Directions =>
State the number of lines that contain the word "Touch", and add nothing else.
[Start Given records]
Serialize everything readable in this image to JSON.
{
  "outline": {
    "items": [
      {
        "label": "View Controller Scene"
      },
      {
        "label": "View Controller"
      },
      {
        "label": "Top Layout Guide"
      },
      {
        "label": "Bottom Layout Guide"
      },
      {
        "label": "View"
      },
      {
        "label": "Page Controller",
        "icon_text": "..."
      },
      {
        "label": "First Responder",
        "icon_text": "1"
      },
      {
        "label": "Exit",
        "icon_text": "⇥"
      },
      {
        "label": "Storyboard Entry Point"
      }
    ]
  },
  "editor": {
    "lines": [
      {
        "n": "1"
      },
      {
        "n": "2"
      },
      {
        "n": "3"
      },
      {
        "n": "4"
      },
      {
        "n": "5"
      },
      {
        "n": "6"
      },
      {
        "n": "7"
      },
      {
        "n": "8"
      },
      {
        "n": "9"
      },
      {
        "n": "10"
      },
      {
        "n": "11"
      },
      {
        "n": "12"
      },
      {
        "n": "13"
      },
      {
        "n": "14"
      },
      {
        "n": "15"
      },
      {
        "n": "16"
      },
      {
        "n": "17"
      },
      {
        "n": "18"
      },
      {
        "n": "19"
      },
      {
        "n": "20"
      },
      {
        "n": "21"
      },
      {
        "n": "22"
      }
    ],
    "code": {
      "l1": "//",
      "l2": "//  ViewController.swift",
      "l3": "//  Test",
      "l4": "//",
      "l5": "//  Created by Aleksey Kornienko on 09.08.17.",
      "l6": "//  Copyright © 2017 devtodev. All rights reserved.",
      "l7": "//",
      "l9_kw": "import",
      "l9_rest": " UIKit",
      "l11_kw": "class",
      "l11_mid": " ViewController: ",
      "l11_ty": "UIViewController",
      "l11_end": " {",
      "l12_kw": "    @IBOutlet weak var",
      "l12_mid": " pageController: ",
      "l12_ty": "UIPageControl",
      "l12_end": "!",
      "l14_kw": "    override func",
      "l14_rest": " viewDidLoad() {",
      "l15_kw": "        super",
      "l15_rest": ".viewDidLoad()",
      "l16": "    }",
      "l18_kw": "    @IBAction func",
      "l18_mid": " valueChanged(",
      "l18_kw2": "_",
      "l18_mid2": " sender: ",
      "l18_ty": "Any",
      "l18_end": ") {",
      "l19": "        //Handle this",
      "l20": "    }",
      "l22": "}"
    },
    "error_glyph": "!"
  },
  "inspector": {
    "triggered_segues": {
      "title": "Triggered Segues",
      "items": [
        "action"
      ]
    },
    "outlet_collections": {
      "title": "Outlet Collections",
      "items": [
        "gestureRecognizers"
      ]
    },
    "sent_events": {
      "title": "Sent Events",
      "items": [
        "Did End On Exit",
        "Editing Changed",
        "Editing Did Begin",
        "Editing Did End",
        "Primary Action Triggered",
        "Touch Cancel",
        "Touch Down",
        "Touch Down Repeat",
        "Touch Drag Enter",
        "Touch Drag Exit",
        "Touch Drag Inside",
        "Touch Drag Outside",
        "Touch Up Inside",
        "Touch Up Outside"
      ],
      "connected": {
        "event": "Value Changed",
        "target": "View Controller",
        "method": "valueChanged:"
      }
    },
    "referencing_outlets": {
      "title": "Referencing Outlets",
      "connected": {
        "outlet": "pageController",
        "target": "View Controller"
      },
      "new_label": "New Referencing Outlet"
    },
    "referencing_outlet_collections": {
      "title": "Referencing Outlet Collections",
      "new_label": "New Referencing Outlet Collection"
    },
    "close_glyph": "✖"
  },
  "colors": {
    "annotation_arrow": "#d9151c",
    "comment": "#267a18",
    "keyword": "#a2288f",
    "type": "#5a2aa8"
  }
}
[End Given records]
Answer to this task =>
9